Write out every entry exactly as it stands.

* [DATASET EXCERPTS]
* * * * * * *
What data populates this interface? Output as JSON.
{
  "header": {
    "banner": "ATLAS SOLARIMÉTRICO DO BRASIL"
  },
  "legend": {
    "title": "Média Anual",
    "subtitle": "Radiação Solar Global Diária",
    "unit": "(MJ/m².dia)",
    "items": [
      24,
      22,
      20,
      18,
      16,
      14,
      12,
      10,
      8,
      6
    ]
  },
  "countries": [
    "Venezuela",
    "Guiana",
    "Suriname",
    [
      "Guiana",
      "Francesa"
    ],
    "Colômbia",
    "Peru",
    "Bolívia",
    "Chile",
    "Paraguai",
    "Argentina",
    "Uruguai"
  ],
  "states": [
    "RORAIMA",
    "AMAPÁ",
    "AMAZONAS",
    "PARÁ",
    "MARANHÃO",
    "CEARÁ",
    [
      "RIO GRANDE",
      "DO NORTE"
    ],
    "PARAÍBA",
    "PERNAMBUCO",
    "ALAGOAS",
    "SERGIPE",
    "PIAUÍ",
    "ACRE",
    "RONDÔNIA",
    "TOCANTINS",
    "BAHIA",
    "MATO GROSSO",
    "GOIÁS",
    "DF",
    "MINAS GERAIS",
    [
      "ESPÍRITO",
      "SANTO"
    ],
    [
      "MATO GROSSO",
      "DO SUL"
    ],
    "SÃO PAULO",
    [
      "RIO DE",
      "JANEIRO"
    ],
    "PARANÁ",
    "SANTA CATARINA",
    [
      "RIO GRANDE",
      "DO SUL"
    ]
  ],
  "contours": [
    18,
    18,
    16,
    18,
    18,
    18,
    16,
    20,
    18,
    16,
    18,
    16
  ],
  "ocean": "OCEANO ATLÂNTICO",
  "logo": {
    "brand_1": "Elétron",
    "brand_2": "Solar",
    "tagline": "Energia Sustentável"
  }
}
* * * * * * *
* [RESPONSE TO THE EXERCISE]
What data populates this interface? Output as JSON.
{
  "header": {
    "banner": "ATLAS SOLARIMÉTRICO DO BRASIL"
  },
  "legend": {
    "title": "Média Anual",
    "subtitle": "Radiação Solar Global Diária",
    "unit": "(MJ/m².dia)",
    "items": [
      24,
      22,
      20,
      18,
      16,
      14,
      12,
      10,
      8,
      6
    ]
  },
  "countries": [
    "Venezuela",
    "Guiana",
    "Suriname",
    [
      "Guiana",
      "Francesa"
    ],
    "Colômbia",
    "Peru",
    "Bolívia",
    "Chile",
    "Paraguai",
    "Argentina",
    "Uruguai"
  ],
  "states": [
    "RORAIMA",
    "AMAPÁ",
    "AMAZONAS",
    "PARÁ",
    "MARANHÃO",
    "CEARÁ",
    [
      "RIO GRANDE",
      "DO NORTE"
    ],
    "PARAÍBA",
    "PERNAMBUCO",
    "ALAGOAS",
    "SERGIPE",
    "PIAUÍ",
    "ACRE",
    "RONDÔNIA",
    "TOCANTINS",
    "BAHIA",
    "MATO GROSSO",
    "GOIÁS",
    "DF",
    "MINAS GERAIS",
    [
      "ESPÍRITO",
      "SANTO"
    ],
    [
      "MATO GROSSO",
      "DO SUL"
    ],
    "SÃO PAULO",
    [
      "RIO DE",
      "JANEIRO"
    ],
    "PARANÁ",
    "SANTA CATARINA",
    [
      "RIO GRANDE",
      "DO SUL"
    ]
  ],
  "contours": [
    18,
    18,
    16,
    18,
    18,
    18,
    16,
    20,
    18,
    16,
    18,
    16
  ],
  "ocean": "OCEANO ATLÂNTICO",
  "logo": {
    "brand_1": "Elétron",
    "brand_2": "Solar",
    "tagline": "Energia Sustentável"
  }
}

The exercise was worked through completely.